Data entries:
++++++++++++++++++++
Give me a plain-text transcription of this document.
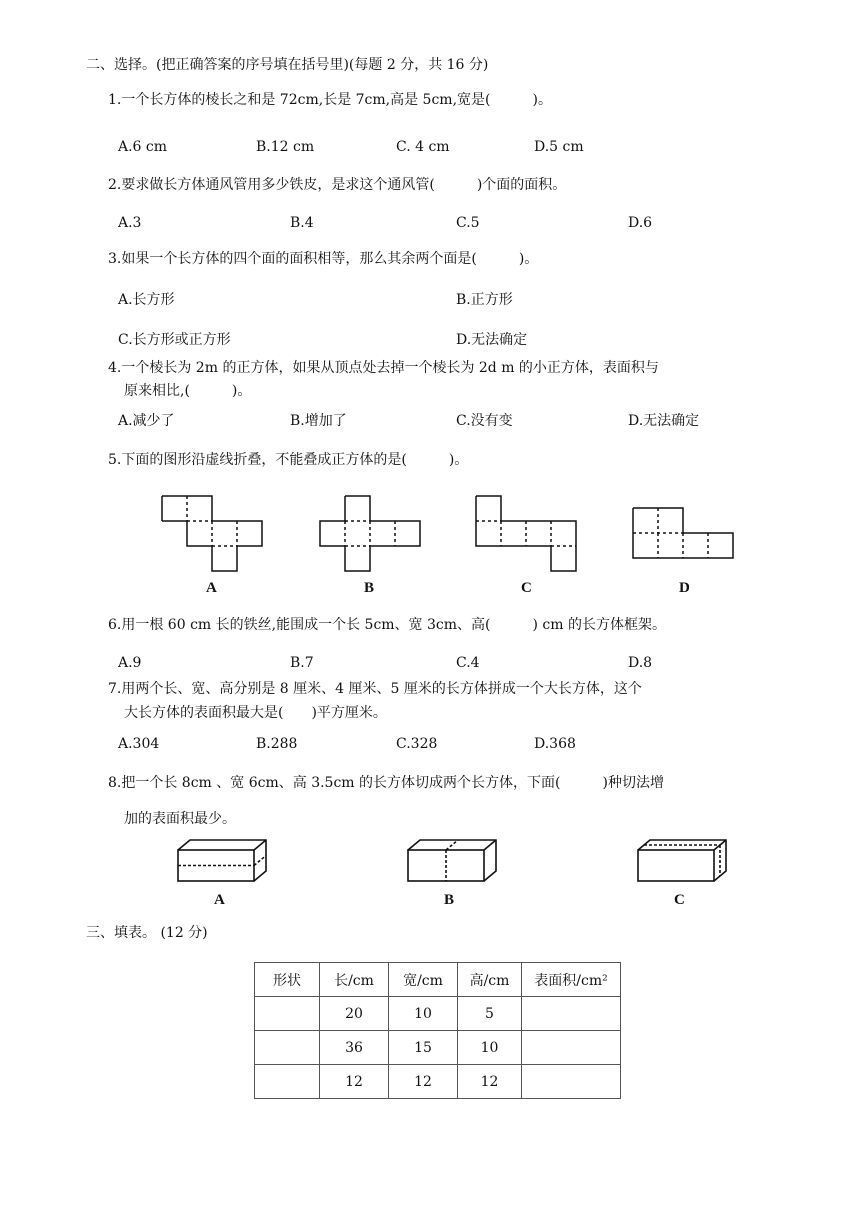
二、选择。(把正确答案的序号填在括号里)(每题 2 分，共 16 分)
1.一个长方体的棱长之和是 72cm,长是 7cm,高是 5cm,宽是(　　　)。
A.6 cm	B.12 cm	C. 4 cm	D.5 cm
2.要求做长方体通风管用多少铁皮，是求这个通风管(　　　)个面的面积。
A.3	B.4	C.5	D.6
3.如果一个长方体的四个面的面积相等，那么其余两个面是(　　　)。
A.长方形	B.正方形
C.长方形或正方形	D.无法确定
4.一个棱长为 2m 的正方体，如果从顶点处去掉一个棱长为 2d m 的小正方体，表面积与
原来相比,(　　　)。
A.减少了	B.增加了	C.没有变	D.无法确定
5.下面的图形沿虚线折叠，不能叠成正方体的是(　　　)。
A	B	C	D
6.用一根 60 cm 长的铁丝,能围成一个长 5cm、宽 3cm、高(　　　) cm 的长方体框架。
A.9	B.7	C.4	D.8
7.用两个长、宽、高分别是 8 厘米、4 厘米、5 厘米的长方体拼成一个大长方体，这个
大长方体的表面积最大是(　　)平方厘米。
A.304	B.288	C.328	D.368
8.把一个长 8cm 、宽 6cm、高 3.5cm 的长方体切成两个长方体，下面(　　　)种切法增
加的表面积最少。
A	B	C
三、填表。 (12 分)
形状	长/cm	宽/cm	高/cm	表面积/cm²
	20	10	5	
	36	15	10	
	12	12	12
++++++++++++++++++++
[Given request] Omit the pictures and restate the rest of the records verbatim.

[Exercise output]
Give me a plain-text transcription of this document.
二、选择。(把正确答案的序号填在括号里)(每题 2 分，共 16 分)
1.一个长方体的棱长之和是 72cm,长是 7cm,高是 5cm,宽是(　　　)。
A.6 cm	B.12 cm	C. 4 cm	D.5 cm
2.要求做长方体通风管用多少铁皮，是求这个通风管(　　　)个面的面积。
A.3	B.4	C.5	D.6
3.如果一个长方体的四个面的面积相等，那么其余两个面是(　　　)。
A.长方形	B.正方形
C.长方形或正方形	D.无法确定
4.一个棱长为 2m 的正方体，如果从顶点处去掉一个棱长为 2d m 的小正方体，表面积与
原来相比,(　　　)。
A.减少了	B.增加了	C.没有变	D.无法确定
5.下面的图形沿虚线折叠，不能叠成正方体的是(　　　)。
A	B	C	D
6.用一根 60 cm 长的铁丝,能围成一个长 5cm、宽 3cm、高(　　　) cm 的长方体框架。
A.9	B.7	C.4	D.8
7.用两个长、宽、高分别是 8 厘米、4 厘米、5 厘米的长方体拼成一个大长方体，这个
大长方体的表面积最大是(　　)平方厘米。
A.304	B.288	C.328	D.368
8.把一个长 8cm 、宽 6cm、高 3.5cm 的长方体切成两个长方体，下面(　　　)种切法增
加的表面积最少。
A	B	C
三、填表。 (12 分)
形状	长/cm	宽/cm	高/cm	表面积/cm²
	20	10	5	
	36	15	10	
	12	12	12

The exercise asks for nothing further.